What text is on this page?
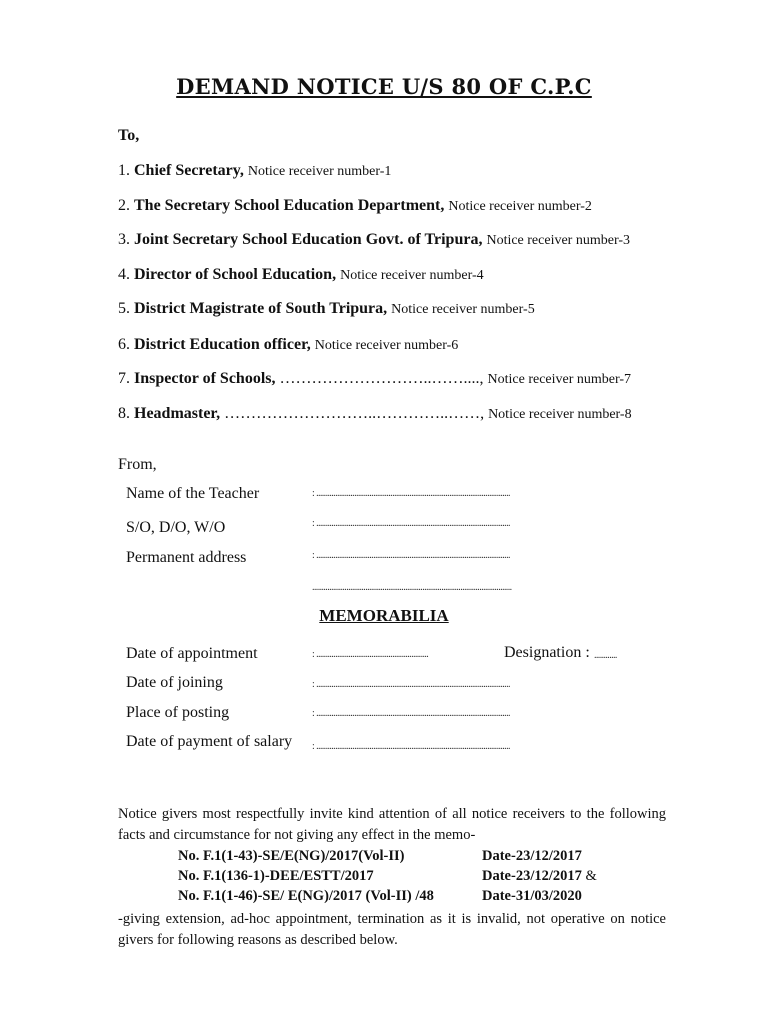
DEMAND NOTICE U/S 80 OF C.P.C
To,
1. Chief Secretary, Notice receiver number-1
2. The Secretary School Education Department, Notice receiver number-2
3. Joint Secretary School Education Govt. of Tripura, Notice receiver number-3
4. Director of School Education, Notice receiver number-4
5. District Magistrate of South Tripura, Notice receiver number-5
6. District Education officer, Notice receiver number-6
7. Inspector of Schools, ………………………..……...., Notice receiver number-7
8. Headmaster, ………………………..…………..……, Notice receiver number-8
From,
Name of the Teacher	: ......................................................................................................
S/O, D/O, W/O	: ......................................................................................................
Permanent address	: ......................................................................................................
.........................................................................................................
MEMORABILIA
Date of appointment	: ...........................................................	Designation : ............
Date of joining	: ......................................................................................................
Place of posting	: ......................................................................................................
Date of payment of salary : ......................................................................................................
Notice givers most respectfully invite kind attention of all notice receivers to the following facts and circumstance for not giving any effect in the memo-
No. F.1(1-43)-SE/E(NG)/2017(Vol-II)	Date-23/12/2017
No. F.1(136-1)-DEE/ESTT/2017	Date-23/12/2017 &
No. F.1(1-46)-SE/ E(NG)/2017 (Vol-II) /48	Date-31/03/2020
-giving extension, ad-hoc appointment, termination as it is invalid, not operative on notice givers for following reasons as described below.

▬▬▬

● YOUR GOAL: Determine how many lines of the entries above carry the string "appointment", and give that number alone.

● RESULT FOR THIS TASK: 2